→ DOCUMENT EXTRACT
Apart from being illegal, this is actually not very smart.
So, like with many other things online, paying a little for something a bit more 'premium' will be a smart move (although you might find the perfect picture on a free stock photo site, chances are that pic is being used elsewhere online, maybe even on another book cover).
Hence, the best course of action is to use a paid stock photo site. Usually, these images will only cost you a couple of bucks. It's not much, and it’ll greatly decrease the chances of that image being used anywhere else online. Plus, you'll own the rights to that image, which will allow you to use it anywhere you want.
Here are some of the best stock photo sites I recommend:
Choose Cover Dimensions and Font
Size matters. Ok, another cliché, but create a cover that has the wrong dimensions and it’ll end up looked warped or stretched out, and will probably discourage readers from picking up your book.
Amazon recommends that your cover be 2,560 x 1,600 pixels. There are different aspect ratios for you to choose from, but Amazon suggests a ratio of 1.6:1.
Getting the dimensions and ratio right is more important than you might think. Head back over to your Amazon best-sellers category of choice and notice how almost all (if not all) of the books are the same size. This is because they’re hitting the preferred aspect ratio. Get this wrong and your book will stand out, but not in a good way.
Another very common amateur mistake is choosing the wrong font for your book cover. A lot of people will spend weeks finding the perfect image, but then pick a seemingly random font from the list.
Your font and cover image will work together to help brand your book and give off a certain feeling.
When choosing a font you’ll want it to be in alignment with your genre, while still speaking to the tone of your book. Here’s a comprehensive list of fonts you should use for each genre. If you want to explore book cover fonts even further, then check out this great resource from Kindlepreneur.
Exporting Your Cover
By now you’ve found some killer book covers to model yours off of, chosen the book cover software you’re going to use, found the perfect stock photos and fonts, and know what dimensions to make your cover.

→ DATA PROVIDED
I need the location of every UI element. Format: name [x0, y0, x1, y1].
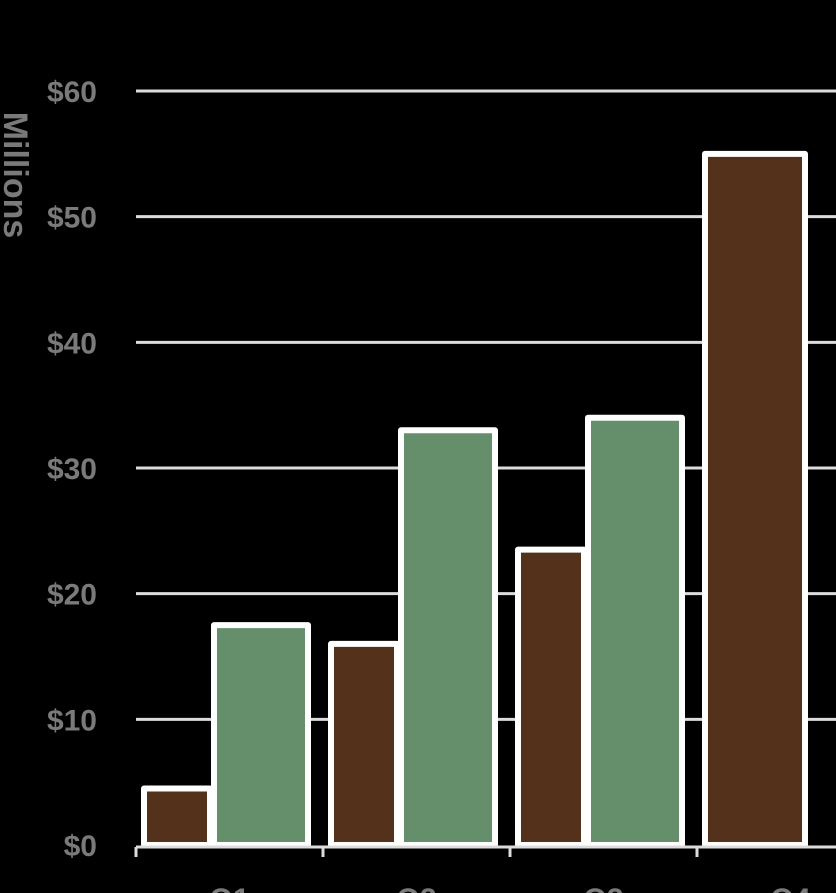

→ REQUIREMENTS
1. Sum up the book cover guide in two sentences.
2. In the book cover guide, what size in pixels does Amazon recommend for a cover?

→ TASK RESPONSES
1. Paid stock photo sites are the better choice for a cover image because they cost only a few dollars, make it less likely the image appears elsewhere online, and give you the rights to use it anywhere. Your cover also needs the right dimensions (Amazon recommends 2,560 x 1,600 pixels at a 1.6:1 ratio) and a font that fits your genre and the tone of your book.

2. 2,560 x 1,600 pixels.